━━ TEXTE DU DOCUMENT
03/02/2020

Climat, procès, Greta Thunberg - Pourquoi tant de haine ?

Intéressant de voir comment les évènements liés au dérèglement climatique comme le jugement lausannois du 13 janvier ou la nouvelle Marche rassemblant 10’000 personnes le 17 janvier, font sortir de leurs gonds des personnalités qu’on a connues plus calmes. Qui perdent tout recul, pondération, mesure ; traitant les jeunes militants de gamins dévoyés par des gauchistes, mettant durement en cause le tribunal de Renens. Le plus indécent, c’est le festival de propos péjoratifs (avec des relents marqués de machisme voire racisme) à propos de Greta Thunberg auxquels s’abaissent des politiciens, chroniqueurs et autres notables bon teint.

Pourquoi tant de haine ? Pourquoi ces réactions qui discréditent leurs auteurs ? Des observateurs soulignent que le souci climatique aigu exemplifié par la jeunesse (et beaucoup de parents et grands-parents) nous bouscule hors de notre zone de confort. Sont mises en cause des choses bien ancrées : la croyance à la croissance et au progrès (qui ne sauraient s’arrêter…), celle au modèle capitaliste classique - que André Hoffmann, patron de pharma, met aujourd’hui fortement en cause, de manière crédible malgré ses milliards. D’autres encore.
━━━━
* **CONSIGNE**: Dans le billet sur le climat et Greta Thunberg, pouvez-vous résumer sous forme de liste le paragraphe qui commence par « Pourquoi tant de haine ? Pourquoi ces réactions » ? Les lignes qui suivent constituent un matériau distinct du billet.
━━ EXTRAIT DES DONNÉES
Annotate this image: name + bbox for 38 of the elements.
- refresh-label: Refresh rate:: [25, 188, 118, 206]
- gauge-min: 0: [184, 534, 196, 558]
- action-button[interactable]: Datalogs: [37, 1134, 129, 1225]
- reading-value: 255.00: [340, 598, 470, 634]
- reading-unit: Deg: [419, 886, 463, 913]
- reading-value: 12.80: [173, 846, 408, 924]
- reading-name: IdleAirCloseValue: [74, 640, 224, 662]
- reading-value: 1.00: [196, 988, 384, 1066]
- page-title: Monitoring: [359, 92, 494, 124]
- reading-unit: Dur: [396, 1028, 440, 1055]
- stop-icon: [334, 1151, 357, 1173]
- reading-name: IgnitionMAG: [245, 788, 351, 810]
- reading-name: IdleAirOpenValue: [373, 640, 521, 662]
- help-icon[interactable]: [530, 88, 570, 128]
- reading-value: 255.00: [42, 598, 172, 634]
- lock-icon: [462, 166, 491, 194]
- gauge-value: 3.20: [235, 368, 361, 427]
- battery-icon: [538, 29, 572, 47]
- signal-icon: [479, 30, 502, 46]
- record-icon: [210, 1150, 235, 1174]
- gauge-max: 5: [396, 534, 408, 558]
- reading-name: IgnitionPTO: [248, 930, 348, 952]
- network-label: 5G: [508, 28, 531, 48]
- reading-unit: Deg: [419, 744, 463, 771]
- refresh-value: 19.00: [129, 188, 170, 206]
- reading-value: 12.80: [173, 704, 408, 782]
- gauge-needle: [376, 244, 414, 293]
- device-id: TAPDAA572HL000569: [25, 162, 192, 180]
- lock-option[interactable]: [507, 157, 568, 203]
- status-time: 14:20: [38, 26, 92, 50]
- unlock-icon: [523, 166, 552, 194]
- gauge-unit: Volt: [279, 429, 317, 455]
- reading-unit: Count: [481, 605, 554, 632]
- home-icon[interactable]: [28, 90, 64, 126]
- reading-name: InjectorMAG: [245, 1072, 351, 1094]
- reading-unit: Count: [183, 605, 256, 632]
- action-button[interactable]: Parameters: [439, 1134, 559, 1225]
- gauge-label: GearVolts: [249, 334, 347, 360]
━━━━
* **RÉSULTAT**:
- Question posée : pourquoi tant de haine et des réactions qui discréditent leurs auteurs ?
- Selon des observateurs, le souci climatique aigu porté par la jeunesse (et beaucoup de parents et grands-parents) nous sort de notre zone de confort.
- Des croyances bien ancrées sont remises en cause :
  - la croyance à la croissance et au progrès ;
  - la croyance au modèle capitaliste classique, que le patron de pharma André Hoffmann critique fortement, de manière crédible malgré ses milliards ;
  - d'autres encore.